# Start of Data extract
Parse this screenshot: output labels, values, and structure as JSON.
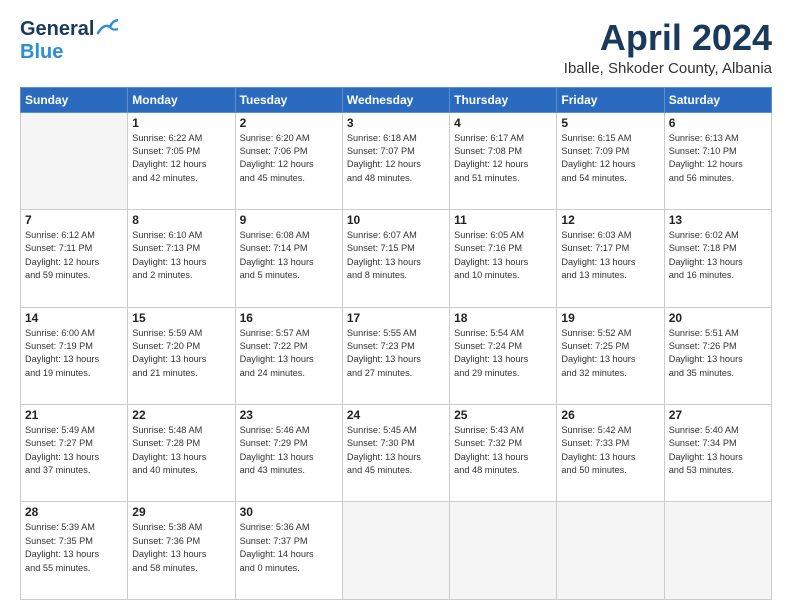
{
  "header": {
    "logo_general": "General",
    "logo_blue": "Blue",
    "month_title": "April 2024",
    "location": "Iballe, Shkoder County, Albania"
  },
  "weekdays": [
    "Sunday",
    "Monday",
    "Tuesday",
    "Wednesday",
    "Thursday",
    "Friday",
    "Saturday"
  ],
  "weeks": [
    [
      {
        "day": "",
        "info": ""
      },
      {
        "day": "1",
        "info": "Sunrise: 6:22 AM\nSunset: 7:05 PM\nDaylight: 12 hours\nand 42 minutes."
      },
      {
        "day": "2",
        "info": "Sunrise: 6:20 AM\nSunset: 7:06 PM\nDaylight: 12 hours\nand 45 minutes."
      },
      {
        "day": "3",
        "info": "Sunrise: 6:18 AM\nSunset: 7:07 PM\nDaylight: 12 hours\nand 48 minutes."
      },
      {
        "day": "4",
        "info": "Sunrise: 6:17 AM\nSunset: 7:08 PM\nDaylight: 12 hours\nand 51 minutes."
      },
      {
        "day": "5",
        "info": "Sunrise: 6:15 AM\nSunset: 7:09 PM\nDaylight: 12 hours\nand 54 minutes."
      },
      {
        "day": "6",
        "info": "Sunrise: 6:13 AM\nSunset: 7:10 PM\nDaylight: 12 hours\nand 56 minutes."
      }
    ],
    [
      {
        "day": "7",
        "info": "Sunrise: 6:12 AM\nSunset: 7:11 PM\nDaylight: 12 hours\nand 59 minutes."
      },
      {
        "day": "8",
        "info": "Sunrise: 6:10 AM\nSunset: 7:13 PM\nDaylight: 13 hours\nand 2 minutes."
      },
      {
        "day": "9",
        "info": "Sunrise: 6:08 AM\nSunset: 7:14 PM\nDaylight: 13 hours\nand 5 minutes."
      },
      {
        "day": "10",
        "info": "Sunrise: 6:07 AM\nSunset: 7:15 PM\nDaylight: 13 hours\nand 8 minutes."
      },
      {
        "day": "11",
        "info": "Sunrise: 6:05 AM\nSunset: 7:16 PM\nDaylight: 13 hours\nand 10 minutes."
      },
      {
        "day": "12",
        "info": "Sunrise: 6:03 AM\nSunset: 7:17 PM\nDaylight: 13 hours\nand 13 minutes."
      },
      {
        "day": "13",
        "info": "Sunrise: 6:02 AM\nSunset: 7:18 PM\nDaylight: 13 hours\nand 16 minutes."
      }
    ],
    [
      {
        "day": "14",
        "info": "Sunrise: 6:00 AM\nSunset: 7:19 PM\nDaylight: 13 hours\nand 19 minutes."
      },
      {
        "day": "15",
        "info": "Sunrise: 5:59 AM\nSunset: 7:20 PM\nDaylight: 13 hours\nand 21 minutes."
      },
      {
        "day": "16",
        "info": "Sunrise: 5:57 AM\nSunset: 7:22 PM\nDaylight: 13 hours\nand 24 minutes."
      },
      {
        "day": "17",
        "info": "Sunrise: 5:55 AM\nSunset: 7:23 PM\nDaylight: 13 hours\nand 27 minutes."
      },
      {
        "day": "18",
        "info": "Sunrise: 5:54 AM\nSunset: 7:24 PM\nDaylight: 13 hours\nand 29 minutes."
      },
      {
        "day": "19",
        "info": "Sunrise: 5:52 AM\nSunset: 7:25 PM\nDaylight: 13 hours\nand 32 minutes."
      },
      {
        "day": "20",
        "info": "Sunrise: 5:51 AM\nSunset: 7:26 PM\nDaylight: 13 hours\nand 35 minutes."
      }
    ],
    [
      {
        "day": "21",
        "info": "Sunrise: 5:49 AM\nSunset: 7:27 PM\nDaylight: 13 hours\nand 37 minutes."
      },
      {
        "day": "22",
        "info": "Sunrise: 5:48 AM\nSunset: 7:28 PM\nDaylight: 13 hours\nand 40 minutes."
      },
      {
        "day": "23",
        "info": "Sunrise: 5:46 AM\nSunset: 7:29 PM\nDaylight: 13 hours\nand 43 minutes."
      },
      {
        "day": "24",
        "info": "Sunrise: 5:45 AM\nSunset: 7:30 PM\nDaylight: 13 hours\nand 45 minutes."
      },
      {
        "day": "25",
        "info": "Sunrise: 5:43 AM\nSunset: 7:32 PM\nDaylight: 13 hours\nand 48 minutes."
      },
      {
        "day": "26",
        "info": "Sunrise: 5:42 AM\nSunset: 7:33 PM\nDaylight: 13 hours\nand 50 minutes."
      },
      {
        "day": "27",
        "info": "Sunrise: 5:40 AM\nSunset: 7:34 PM\nDaylight: 13 hours\nand 53 minutes."
      }
    ],
    [
      {
        "day": "28",
        "info": "Sunrise: 5:39 AM\nSunset: 7:35 PM\nDaylight: 13 hours\nand 55 minutes."
      },
      {
        "day": "29",
        "info": "Sunrise: 5:38 AM\nSunset: 7:36 PM\nDaylight: 13 hours\nand 58 minutes."
      },
      {
        "day": "30",
        "info": "Sunrise: 5:36 AM\nSunset: 7:37 PM\nDaylight: 14 hours\nand 0 minutes."
      },
      {
        "day": "",
        "info": ""
      },
      {
        "day": "",
        "info": ""
      },
      {
        "day": "",
        "info": ""
      },
      {
        "day": "",
        "info": ""
      }
    ]
  ]
}
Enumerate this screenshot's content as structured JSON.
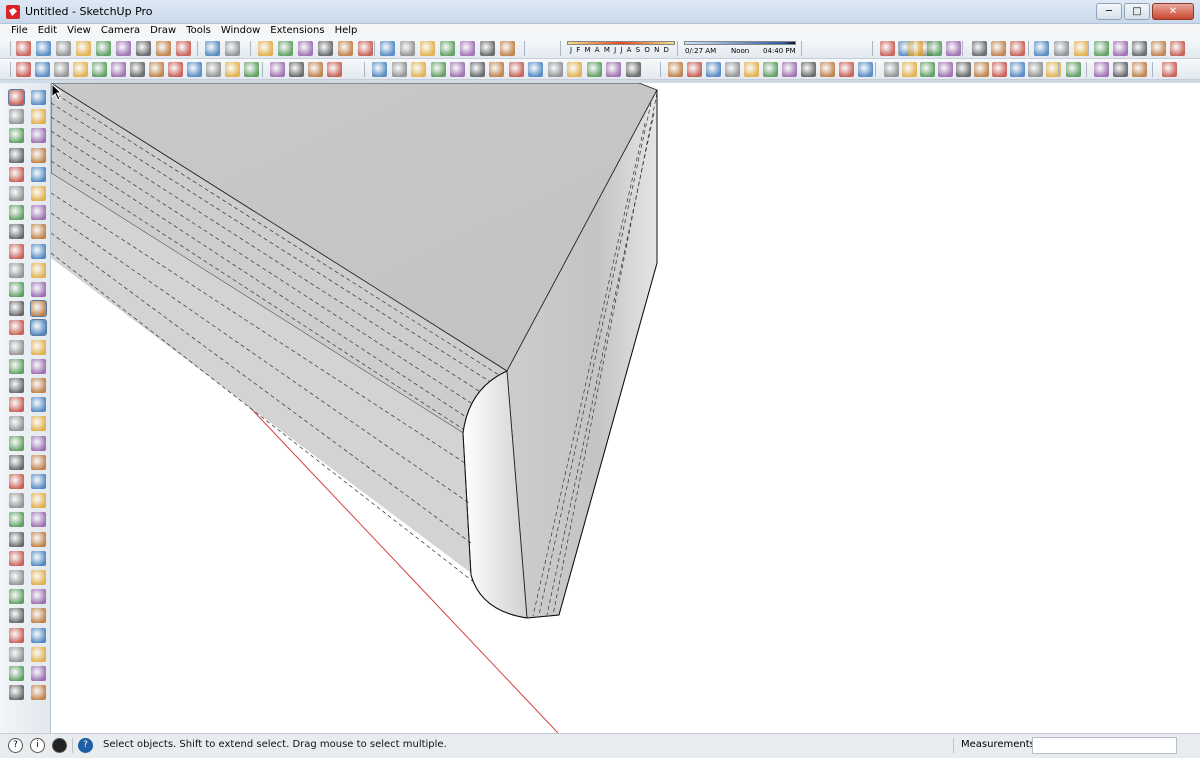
{
  "window": {
    "title": "Untitled - SketchUp Pro",
    "minimize_label": "─",
    "maximize_label": "□",
    "close_label": "✕"
  },
  "menu": [
    "File",
    "Edit",
    "View",
    "Camera",
    "Draw",
    "Tools",
    "Window",
    "Extensions",
    "Help"
  ],
  "shadow_settings": {
    "months": "J F M A M J J A S O N D",
    "time_start": "0/:27 AM",
    "time_noon": "Noon",
    "time_end": "04:40 PM"
  },
  "status": {
    "message": "Select objects. Shift to extend select. Drag mouse to select multiple.",
    "measurements_label": "Measurements",
    "measurements_value": ""
  },
  "status_icons": [
    "geolocation-icon",
    "credits-icon",
    "user-icon",
    "help-icon"
  ],
  "colors": {
    "canvas": "#ffffff",
    "red_axis": "#d64040",
    "accent": "#3a5f8f"
  }
}
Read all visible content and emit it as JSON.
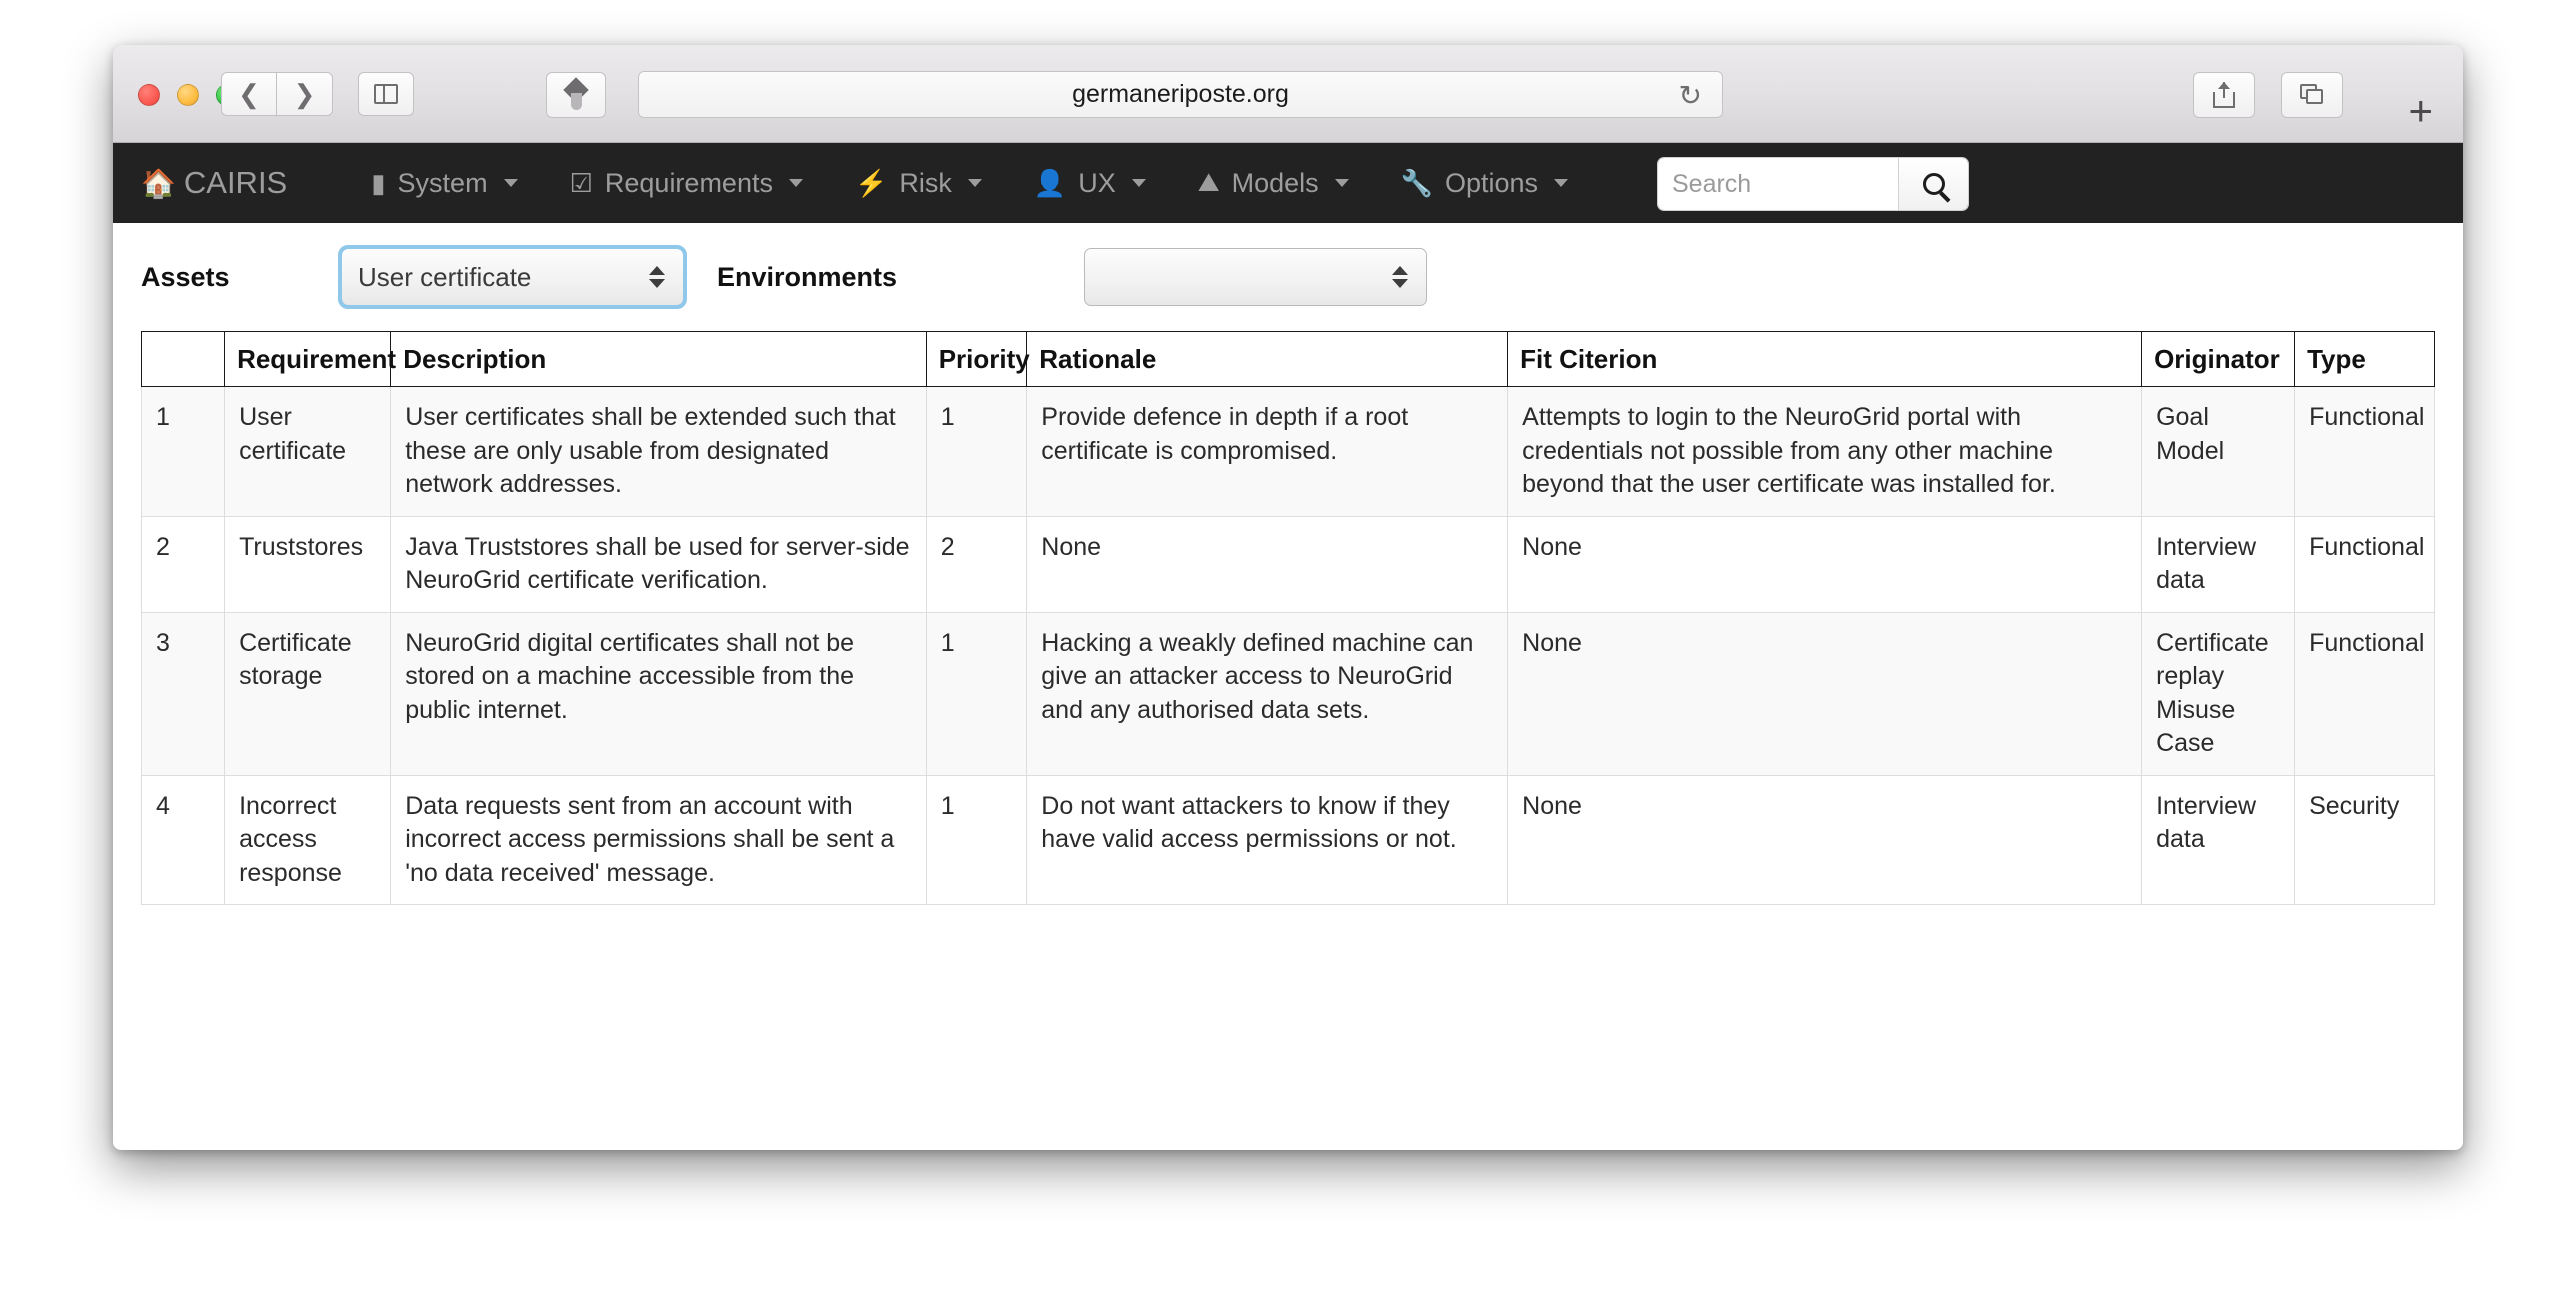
{
  "browser": {
    "url": "germaneriposte.org",
    "back_icon": "chevron-left-icon",
    "forward_icon": "chevron-right-icon",
    "sidebar_icon": "sidebar-icon",
    "pen_icon": "pen-icon",
    "reload_icon": "reload-icon",
    "share_icon": "share-icon",
    "tabs_icon": "tabs-icon",
    "new_tab_label": "+"
  },
  "navbar": {
    "brand": "CAIRIS",
    "brand_icon": "home-icon",
    "items": [
      {
        "label": "System",
        "icon": "book-icon",
        "glyph": "▮"
      },
      {
        "label": "Requirements",
        "icon": "checklist-icon",
        "glyph": "☑"
      },
      {
        "label": "Risk",
        "icon": "bolt-icon",
        "glyph": "⚡"
      },
      {
        "label": "UX",
        "icon": "person-icon",
        "glyph": "👤"
      },
      {
        "label": "Models",
        "icon": "image-icon",
        "glyph": "⛰"
      },
      {
        "label": "Options",
        "icon": "wrench-icon",
        "glyph": "🔧"
      }
    ],
    "search": {
      "placeholder": "Search",
      "value": "",
      "button_icon": "search-icon"
    }
  },
  "filters": {
    "assets_label": "Assets",
    "assets_value": "User certificate",
    "assets_focused": true,
    "environments_label": "Environments",
    "environments_value": ""
  },
  "table": {
    "columns": [
      {
        "key": "idx",
        "label": ""
      },
      {
        "key": "req",
        "label": "Requirement"
      },
      {
        "key": "desc",
        "label": "Description"
      },
      {
        "key": "pri",
        "label": "Priority"
      },
      {
        "key": "rat",
        "label": "Rationale"
      },
      {
        "key": "fit",
        "label": "Fit Citerion"
      },
      {
        "key": "org",
        "label": "Originator"
      },
      {
        "key": "type",
        "label": "Type"
      }
    ],
    "rows": [
      {
        "idx": "1",
        "req": "User certificate",
        "desc": "User certificates shall be extended such that these are only usable from designated network addresses.",
        "pri": "1",
        "rat": "Provide defence in depth if a root certificate is compromised.",
        "fit": "Attempts to login to the NeuroGrid portal with credentials not possible from any other machine beyond that the user certificate was installed for.",
        "org": "Goal Model",
        "type": "Functional"
      },
      {
        "idx": "2",
        "req": "Truststores",
        "desc": "Java Truststores shall be used for server-side NeuroGrid certificate verification.",
        "pri": "2",
        "rat": "None",
        "fit": "None",
        "org": "Interview data",
        "type": "Functional"
      },
      {
        "idx": "3",
        "req": "Certificate storage",
        "desc": "NeuroGrid digital certificates shall not be stored on a machine accessible from the public internet.",
        "pri": "1",
        "rat": "Hacking a weakly defined machine can give an attacker access to NeuroGrid and any authorised data sets.",
        "fit": "None",
        "org": "Certificate replay Misuse Case",
        "type": "Functional"
      },
      {
        "idx": "4",
        "req": "Incorrect access response",
        "desc": "Data requests sent from an account with incorrect access permissions shall be sent a 'no data received' message.",
        "pri": "1",
        "rat": "Do not want attackers to know if they have valid access permissions or not.",
        "fit": "None",
        "org": "Interview data",
        "type": "Security"
      }
    ]
  },
  "colors": {
    "navbar_bg": "#222222",
    "navbar_text": "#9d9d9d",
    "focus_ring": "#8fc8ea",
    "row_alt_bg": "#f9f9f9"
  }
}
# End of Data extract
Directions: Give the number of lines that carry the word "content", with nothing added.

Solution to this problem: 2